- Goal of the exercise -
Would you pull out every line of the material that contains the string "injured"?
# Given information start
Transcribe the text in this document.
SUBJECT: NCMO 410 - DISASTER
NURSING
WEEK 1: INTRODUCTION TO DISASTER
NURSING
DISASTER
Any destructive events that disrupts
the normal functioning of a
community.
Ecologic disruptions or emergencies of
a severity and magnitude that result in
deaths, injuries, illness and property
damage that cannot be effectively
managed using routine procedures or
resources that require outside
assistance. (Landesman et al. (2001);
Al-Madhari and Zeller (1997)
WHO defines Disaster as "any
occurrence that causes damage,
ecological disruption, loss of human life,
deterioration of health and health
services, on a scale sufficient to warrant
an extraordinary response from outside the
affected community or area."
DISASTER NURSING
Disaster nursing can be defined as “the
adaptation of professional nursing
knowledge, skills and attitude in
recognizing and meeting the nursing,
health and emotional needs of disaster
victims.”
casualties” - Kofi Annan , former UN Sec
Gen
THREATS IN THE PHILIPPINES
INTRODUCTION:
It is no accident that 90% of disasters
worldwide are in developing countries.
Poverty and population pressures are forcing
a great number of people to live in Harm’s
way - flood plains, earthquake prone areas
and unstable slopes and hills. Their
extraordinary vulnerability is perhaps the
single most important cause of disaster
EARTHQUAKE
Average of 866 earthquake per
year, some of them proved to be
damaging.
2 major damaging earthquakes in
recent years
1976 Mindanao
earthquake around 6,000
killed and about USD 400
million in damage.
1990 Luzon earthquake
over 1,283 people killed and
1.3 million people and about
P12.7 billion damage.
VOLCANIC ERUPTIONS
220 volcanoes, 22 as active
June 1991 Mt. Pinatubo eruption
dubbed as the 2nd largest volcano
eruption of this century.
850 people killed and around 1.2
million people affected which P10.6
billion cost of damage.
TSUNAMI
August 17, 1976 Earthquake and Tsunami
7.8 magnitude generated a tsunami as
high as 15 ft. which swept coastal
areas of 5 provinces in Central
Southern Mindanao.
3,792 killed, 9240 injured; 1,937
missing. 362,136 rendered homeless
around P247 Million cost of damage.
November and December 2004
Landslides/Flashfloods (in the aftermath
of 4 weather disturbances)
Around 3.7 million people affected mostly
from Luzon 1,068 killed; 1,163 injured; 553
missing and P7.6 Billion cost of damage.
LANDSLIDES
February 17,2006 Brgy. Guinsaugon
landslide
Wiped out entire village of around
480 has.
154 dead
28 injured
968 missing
# Given information end
- Written answer -
3,792 killed, 9240 injured; 1,937
from Luzon 1,068 killed; 1,163 injured; 553
28 injured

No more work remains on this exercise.